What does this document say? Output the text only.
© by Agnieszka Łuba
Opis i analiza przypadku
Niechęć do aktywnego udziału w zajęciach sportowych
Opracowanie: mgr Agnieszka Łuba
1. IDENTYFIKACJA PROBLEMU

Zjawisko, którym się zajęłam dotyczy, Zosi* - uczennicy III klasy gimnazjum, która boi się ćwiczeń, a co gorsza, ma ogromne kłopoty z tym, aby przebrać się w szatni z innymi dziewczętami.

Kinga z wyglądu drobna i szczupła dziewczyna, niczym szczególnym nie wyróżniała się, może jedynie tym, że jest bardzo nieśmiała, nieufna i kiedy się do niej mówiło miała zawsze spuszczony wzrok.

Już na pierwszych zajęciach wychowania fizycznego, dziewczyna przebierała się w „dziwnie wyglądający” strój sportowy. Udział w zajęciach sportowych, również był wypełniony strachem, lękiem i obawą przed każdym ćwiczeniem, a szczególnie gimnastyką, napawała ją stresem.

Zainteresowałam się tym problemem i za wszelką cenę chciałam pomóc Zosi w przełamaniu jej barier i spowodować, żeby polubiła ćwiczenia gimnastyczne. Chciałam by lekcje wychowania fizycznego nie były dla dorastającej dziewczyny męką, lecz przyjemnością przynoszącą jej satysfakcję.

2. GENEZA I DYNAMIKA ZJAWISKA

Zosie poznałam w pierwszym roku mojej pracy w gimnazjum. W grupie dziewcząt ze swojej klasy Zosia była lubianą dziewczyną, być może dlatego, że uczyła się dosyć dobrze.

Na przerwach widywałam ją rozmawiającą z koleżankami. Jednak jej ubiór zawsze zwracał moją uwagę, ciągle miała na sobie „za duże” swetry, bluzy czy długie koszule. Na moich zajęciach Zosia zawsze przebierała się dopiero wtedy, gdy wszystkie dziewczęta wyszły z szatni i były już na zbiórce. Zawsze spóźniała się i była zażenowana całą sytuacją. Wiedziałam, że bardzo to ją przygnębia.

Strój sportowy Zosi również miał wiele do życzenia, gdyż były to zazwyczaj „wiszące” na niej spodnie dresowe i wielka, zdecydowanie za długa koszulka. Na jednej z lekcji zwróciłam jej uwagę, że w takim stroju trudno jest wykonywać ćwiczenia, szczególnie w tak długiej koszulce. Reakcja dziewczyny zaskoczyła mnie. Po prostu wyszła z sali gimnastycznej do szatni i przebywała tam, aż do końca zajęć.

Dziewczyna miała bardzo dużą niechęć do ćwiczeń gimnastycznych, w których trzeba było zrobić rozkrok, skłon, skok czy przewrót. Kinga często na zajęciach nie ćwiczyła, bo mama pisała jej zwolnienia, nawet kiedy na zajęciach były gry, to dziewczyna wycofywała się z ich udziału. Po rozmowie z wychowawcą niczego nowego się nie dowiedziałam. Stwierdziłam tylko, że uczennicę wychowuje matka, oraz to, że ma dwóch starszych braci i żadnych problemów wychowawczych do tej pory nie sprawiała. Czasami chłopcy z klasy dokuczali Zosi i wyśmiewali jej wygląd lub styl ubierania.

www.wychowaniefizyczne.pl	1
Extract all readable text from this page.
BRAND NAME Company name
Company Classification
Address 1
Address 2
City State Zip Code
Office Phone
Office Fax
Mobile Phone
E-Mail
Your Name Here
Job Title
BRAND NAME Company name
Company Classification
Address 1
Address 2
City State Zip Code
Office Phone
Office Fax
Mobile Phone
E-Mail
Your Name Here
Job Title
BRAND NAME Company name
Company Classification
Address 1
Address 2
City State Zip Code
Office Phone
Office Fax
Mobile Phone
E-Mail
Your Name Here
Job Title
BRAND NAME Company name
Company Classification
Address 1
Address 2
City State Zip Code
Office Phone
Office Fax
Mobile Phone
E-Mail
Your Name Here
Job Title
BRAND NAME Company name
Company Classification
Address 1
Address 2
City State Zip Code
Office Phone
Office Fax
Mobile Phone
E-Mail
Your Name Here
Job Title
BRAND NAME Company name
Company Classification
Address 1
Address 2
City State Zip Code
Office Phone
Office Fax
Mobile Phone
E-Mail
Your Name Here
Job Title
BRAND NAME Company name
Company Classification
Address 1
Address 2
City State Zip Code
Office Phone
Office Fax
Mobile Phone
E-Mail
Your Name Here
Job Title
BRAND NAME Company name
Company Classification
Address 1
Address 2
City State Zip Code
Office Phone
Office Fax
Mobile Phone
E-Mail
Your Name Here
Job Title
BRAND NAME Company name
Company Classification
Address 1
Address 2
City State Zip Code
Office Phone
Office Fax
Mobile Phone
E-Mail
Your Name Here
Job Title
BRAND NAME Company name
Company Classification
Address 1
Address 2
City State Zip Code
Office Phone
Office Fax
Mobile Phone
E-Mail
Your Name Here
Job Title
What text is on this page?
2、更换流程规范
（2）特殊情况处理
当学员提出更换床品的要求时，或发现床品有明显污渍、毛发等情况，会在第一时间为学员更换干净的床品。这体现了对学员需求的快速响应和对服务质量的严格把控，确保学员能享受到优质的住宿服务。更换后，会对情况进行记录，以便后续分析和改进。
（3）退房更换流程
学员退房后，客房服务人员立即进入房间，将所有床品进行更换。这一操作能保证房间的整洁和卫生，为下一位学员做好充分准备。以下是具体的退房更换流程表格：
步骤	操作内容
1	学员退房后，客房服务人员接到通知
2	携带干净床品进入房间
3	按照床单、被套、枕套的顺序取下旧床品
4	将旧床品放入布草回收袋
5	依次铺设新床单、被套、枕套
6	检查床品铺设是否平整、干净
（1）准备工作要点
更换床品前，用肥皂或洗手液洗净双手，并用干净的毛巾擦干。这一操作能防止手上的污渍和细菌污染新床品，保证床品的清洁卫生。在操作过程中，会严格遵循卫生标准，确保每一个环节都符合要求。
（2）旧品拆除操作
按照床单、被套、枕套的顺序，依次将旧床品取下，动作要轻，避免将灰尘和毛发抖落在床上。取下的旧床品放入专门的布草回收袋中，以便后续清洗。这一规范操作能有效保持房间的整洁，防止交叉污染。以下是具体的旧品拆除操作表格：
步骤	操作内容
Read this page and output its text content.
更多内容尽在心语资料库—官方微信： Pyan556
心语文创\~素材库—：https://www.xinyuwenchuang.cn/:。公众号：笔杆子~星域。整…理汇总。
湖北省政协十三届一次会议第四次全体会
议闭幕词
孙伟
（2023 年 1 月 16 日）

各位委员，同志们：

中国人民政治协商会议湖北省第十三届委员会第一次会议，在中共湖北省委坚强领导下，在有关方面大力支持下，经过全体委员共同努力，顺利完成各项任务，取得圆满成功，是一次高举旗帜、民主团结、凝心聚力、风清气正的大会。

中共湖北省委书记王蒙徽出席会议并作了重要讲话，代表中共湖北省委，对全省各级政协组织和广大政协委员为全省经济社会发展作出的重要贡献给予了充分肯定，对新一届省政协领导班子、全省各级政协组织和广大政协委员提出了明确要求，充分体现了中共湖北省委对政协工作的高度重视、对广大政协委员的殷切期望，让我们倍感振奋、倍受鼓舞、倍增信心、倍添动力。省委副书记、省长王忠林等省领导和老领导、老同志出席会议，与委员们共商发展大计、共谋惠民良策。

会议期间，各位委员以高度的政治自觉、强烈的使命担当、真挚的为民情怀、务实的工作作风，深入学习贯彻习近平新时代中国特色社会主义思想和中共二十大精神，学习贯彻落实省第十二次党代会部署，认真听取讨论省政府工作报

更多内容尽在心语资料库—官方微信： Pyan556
************
● Work to complete:
Identify all lines where the word "miała" shows up. Copy them.

● Solved problem:
Kinga z wyglądu drobna i szczupła dziewczyna, niczym szczególnym nie wyróżniała się, może jedynie tym, że jest bardzo nieśmiała, nieufna i kiedy się do niej mówiło miała zawsze spuszczony wzrok.
Na przerwach widywałam ją rozmawiającą z koleżankami. Jednak jej ubiór zawsze zwracał moją uwagę, ciągle miała na sobie „za duże” swetry, bluzy czy długie koszule. Na moich zajęciach Zosia zawsze przebierała się dopiero wtedy, gdy wszystkie dziewczęta wyszły z szatni i były już na zbiórce. Zawsze spóźniała się i była zażenowana całą sytuacją. Wiedziałam, że bardzo to ją przygnębia.
Dziewczyna miała bardzo dużą niechęć do ćwiczeń gimnastycznych, w których trzeba było zrobić rozkrok, skłon, skok czy przewrót. Kinga często na zajęciach nie ćwiczyła, bo mama pisała jej zwolnienia, nawet kiedy na zajęciach były gry, to dziewczyna wycofywała się z ich udziału. Po rozmowie z wychowawcą niczego nowego się nie dowiedziałam. Stwierdziłam tylko, że uczennicę wychowuje matka, oraz to, że ma dwóch starszych braci i żadnych problemów wychowawczych do tej pory nie sprawiała. Czasami chłopcy z klasy dokuczali Zosi i wyśmiewali jej wygląd lub styl ubierania.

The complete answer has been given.